**What the task requires**.
From the entries below, pull out each line where "процедура" appears.

[Stored records]

▬▬▬

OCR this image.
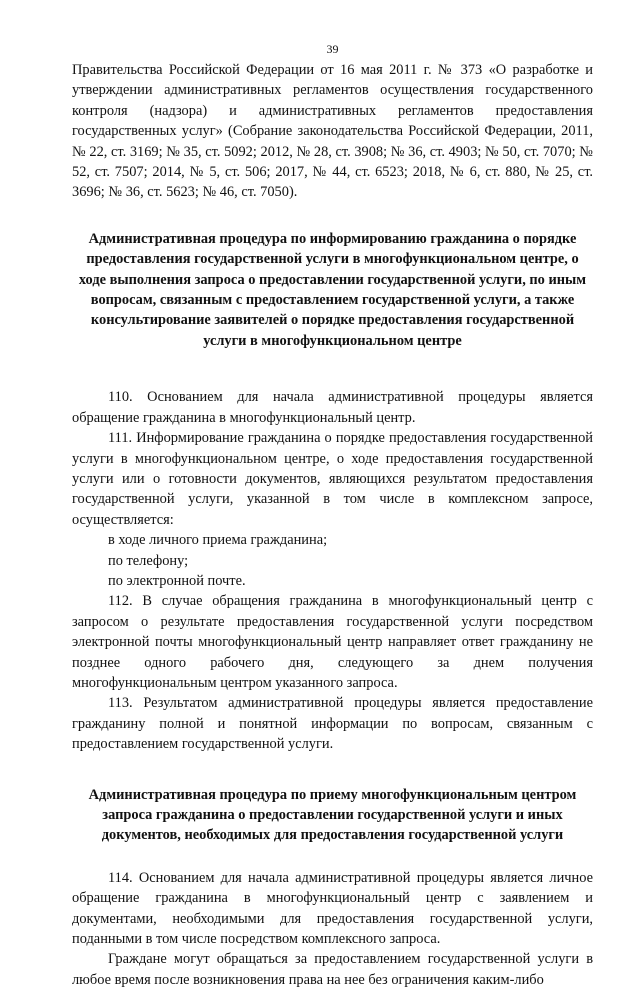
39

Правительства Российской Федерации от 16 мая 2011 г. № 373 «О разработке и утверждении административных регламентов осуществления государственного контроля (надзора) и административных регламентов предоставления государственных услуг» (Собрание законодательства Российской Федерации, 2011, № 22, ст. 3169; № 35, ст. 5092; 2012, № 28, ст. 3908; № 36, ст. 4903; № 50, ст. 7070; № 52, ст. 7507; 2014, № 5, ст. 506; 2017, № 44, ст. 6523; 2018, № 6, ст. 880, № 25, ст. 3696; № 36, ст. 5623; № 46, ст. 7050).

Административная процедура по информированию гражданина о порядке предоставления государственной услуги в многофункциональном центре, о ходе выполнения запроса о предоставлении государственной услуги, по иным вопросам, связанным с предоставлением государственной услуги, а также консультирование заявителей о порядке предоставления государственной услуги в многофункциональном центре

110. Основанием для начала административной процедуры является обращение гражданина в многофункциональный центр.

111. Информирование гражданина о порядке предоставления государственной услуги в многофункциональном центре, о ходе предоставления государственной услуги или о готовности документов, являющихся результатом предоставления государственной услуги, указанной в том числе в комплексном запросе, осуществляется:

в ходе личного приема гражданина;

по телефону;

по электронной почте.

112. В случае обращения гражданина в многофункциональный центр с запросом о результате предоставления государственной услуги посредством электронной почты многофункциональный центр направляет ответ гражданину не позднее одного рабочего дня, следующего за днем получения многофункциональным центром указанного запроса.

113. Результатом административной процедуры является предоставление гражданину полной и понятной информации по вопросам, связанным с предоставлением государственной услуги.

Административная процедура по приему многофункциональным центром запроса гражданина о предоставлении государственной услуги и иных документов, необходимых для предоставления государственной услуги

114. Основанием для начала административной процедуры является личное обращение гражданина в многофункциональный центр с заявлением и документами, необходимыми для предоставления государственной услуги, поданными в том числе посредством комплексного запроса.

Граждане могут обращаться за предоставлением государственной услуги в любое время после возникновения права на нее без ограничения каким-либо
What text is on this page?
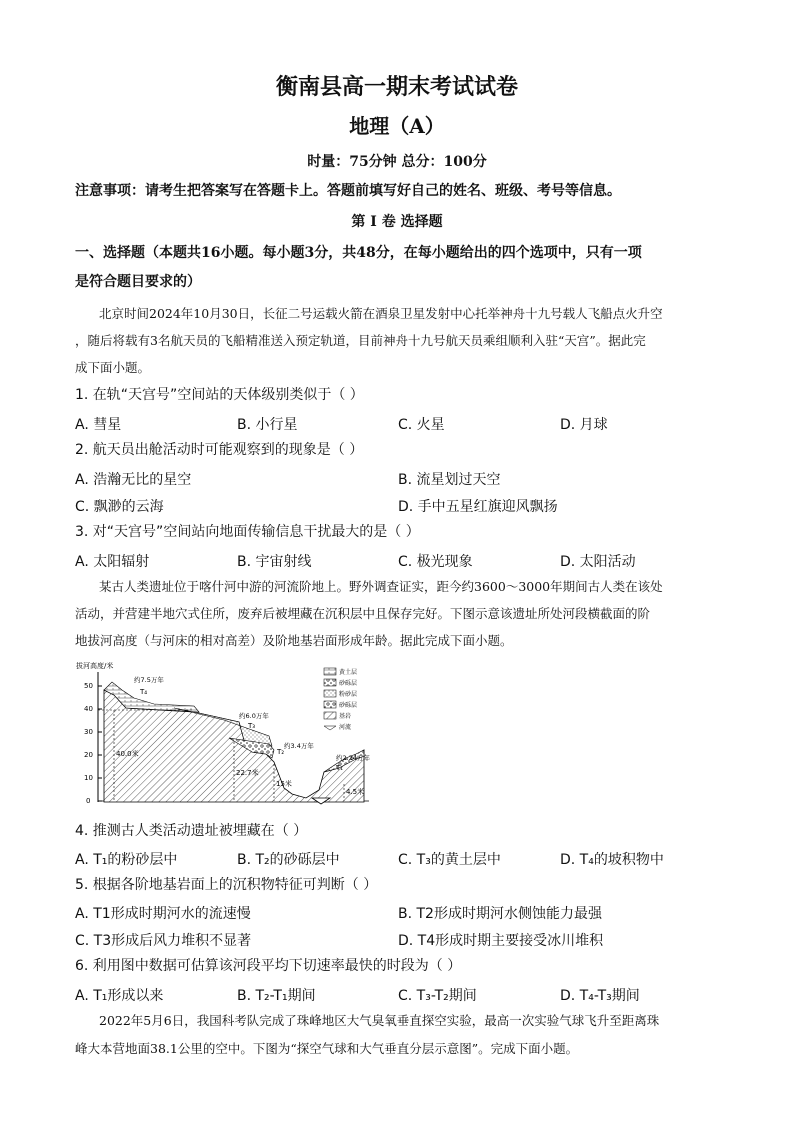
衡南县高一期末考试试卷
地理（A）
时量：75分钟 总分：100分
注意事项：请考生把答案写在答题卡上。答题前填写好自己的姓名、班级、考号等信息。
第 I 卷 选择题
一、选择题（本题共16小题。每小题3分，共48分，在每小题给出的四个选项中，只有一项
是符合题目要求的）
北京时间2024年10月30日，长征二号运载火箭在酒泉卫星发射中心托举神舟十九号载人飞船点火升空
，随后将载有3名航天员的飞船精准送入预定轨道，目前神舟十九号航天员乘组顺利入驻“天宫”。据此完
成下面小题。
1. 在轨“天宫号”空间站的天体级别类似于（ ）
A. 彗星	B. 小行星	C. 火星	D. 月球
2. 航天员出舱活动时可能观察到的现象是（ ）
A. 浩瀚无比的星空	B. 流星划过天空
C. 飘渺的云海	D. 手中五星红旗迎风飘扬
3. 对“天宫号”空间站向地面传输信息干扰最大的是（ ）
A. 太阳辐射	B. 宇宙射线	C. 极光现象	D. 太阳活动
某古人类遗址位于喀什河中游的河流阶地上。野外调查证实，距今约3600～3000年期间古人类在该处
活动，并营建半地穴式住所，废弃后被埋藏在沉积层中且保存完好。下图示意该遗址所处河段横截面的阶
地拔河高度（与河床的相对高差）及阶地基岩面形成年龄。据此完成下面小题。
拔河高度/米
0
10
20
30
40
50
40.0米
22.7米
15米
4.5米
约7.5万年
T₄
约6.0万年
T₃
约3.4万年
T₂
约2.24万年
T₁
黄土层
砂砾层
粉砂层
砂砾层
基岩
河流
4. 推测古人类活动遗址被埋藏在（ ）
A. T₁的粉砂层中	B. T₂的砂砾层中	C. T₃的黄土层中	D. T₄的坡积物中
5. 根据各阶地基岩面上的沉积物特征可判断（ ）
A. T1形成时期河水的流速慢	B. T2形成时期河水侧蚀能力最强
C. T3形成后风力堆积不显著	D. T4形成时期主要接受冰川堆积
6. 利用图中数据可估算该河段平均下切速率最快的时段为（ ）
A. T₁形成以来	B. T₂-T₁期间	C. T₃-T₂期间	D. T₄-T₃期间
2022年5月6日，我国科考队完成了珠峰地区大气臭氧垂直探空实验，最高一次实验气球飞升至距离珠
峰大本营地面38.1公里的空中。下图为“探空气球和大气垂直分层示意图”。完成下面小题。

▬▬▬

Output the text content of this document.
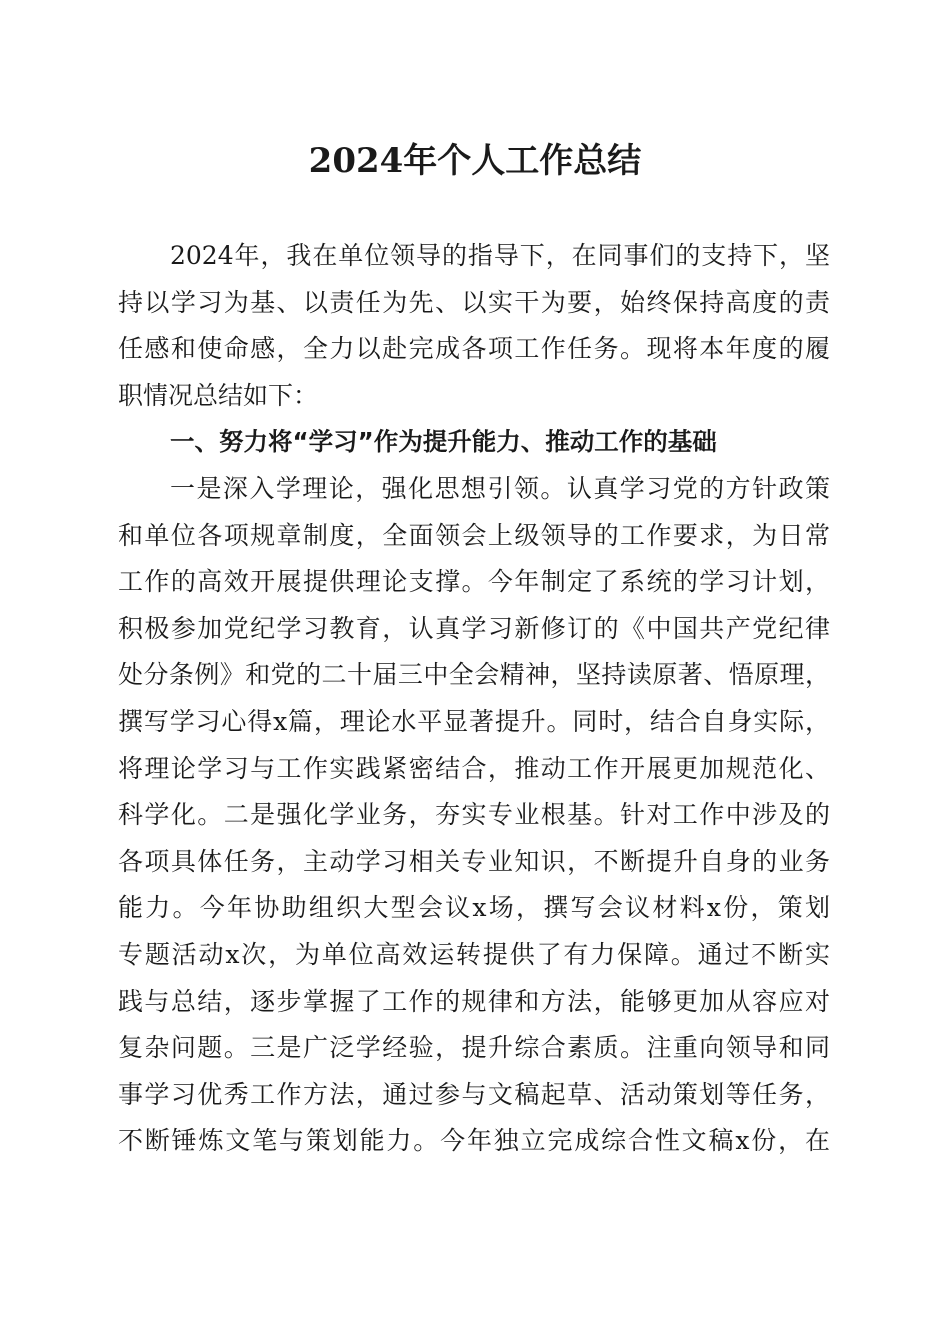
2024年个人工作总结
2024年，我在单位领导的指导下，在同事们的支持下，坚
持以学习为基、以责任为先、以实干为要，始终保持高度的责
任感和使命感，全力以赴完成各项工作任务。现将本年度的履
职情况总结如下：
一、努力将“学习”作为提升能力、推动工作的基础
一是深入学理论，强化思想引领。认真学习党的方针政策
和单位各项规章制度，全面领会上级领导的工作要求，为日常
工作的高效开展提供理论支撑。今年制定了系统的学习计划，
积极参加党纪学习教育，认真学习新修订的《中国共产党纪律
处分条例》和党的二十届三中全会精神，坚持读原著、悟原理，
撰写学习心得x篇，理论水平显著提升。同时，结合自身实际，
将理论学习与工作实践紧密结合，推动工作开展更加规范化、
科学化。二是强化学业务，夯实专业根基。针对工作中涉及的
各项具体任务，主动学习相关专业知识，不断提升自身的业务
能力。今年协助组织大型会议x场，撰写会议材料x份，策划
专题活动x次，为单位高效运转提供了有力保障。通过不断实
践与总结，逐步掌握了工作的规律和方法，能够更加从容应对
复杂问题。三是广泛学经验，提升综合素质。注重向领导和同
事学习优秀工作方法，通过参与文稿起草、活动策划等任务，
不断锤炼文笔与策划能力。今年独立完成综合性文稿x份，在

▬▬▬

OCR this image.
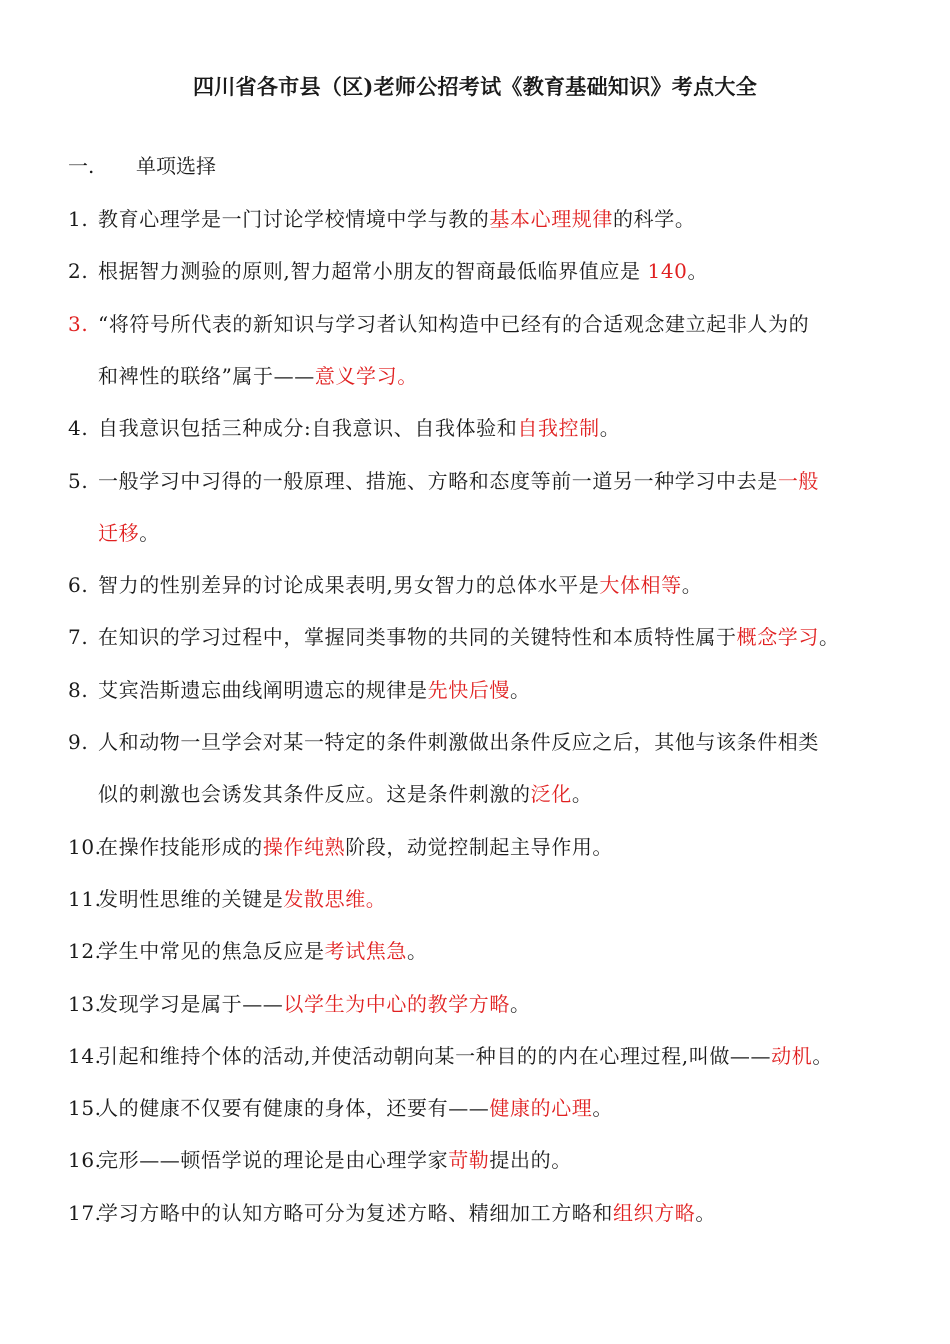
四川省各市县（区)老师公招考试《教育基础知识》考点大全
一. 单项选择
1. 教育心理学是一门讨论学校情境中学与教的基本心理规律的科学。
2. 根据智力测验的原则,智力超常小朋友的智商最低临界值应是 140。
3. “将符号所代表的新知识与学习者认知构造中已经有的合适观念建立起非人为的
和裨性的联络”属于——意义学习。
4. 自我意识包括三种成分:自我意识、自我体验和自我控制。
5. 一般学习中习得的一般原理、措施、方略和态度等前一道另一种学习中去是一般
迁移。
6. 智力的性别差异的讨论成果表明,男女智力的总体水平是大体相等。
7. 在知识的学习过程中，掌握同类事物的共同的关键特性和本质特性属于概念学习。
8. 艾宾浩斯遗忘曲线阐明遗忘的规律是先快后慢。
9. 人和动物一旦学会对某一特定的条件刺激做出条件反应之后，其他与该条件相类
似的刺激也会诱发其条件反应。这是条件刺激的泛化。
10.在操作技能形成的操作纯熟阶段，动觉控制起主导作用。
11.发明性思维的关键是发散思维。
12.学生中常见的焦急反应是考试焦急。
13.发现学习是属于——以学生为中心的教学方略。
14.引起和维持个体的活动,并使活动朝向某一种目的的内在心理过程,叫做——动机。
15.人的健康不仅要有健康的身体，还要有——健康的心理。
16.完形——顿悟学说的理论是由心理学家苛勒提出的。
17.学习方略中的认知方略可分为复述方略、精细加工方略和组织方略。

▬▬▬

**Written reply**.
Административная процедура по информированию гражданина о порядке предоставления государственной услуги в многофункциональном центре, о ходе выполнения запроса о предоставлении государственной услуги, по иным вопросам, связанным с предоставлением государственной услуги, а также консультирование заявителей о порядке предоставления государственной услуги в многофункциональном центре
Административная процедура по приему многофункциональным центром запроса гражданина о предоставлении государственной услуги и иных документов, необходимых для предоставления государственной услуги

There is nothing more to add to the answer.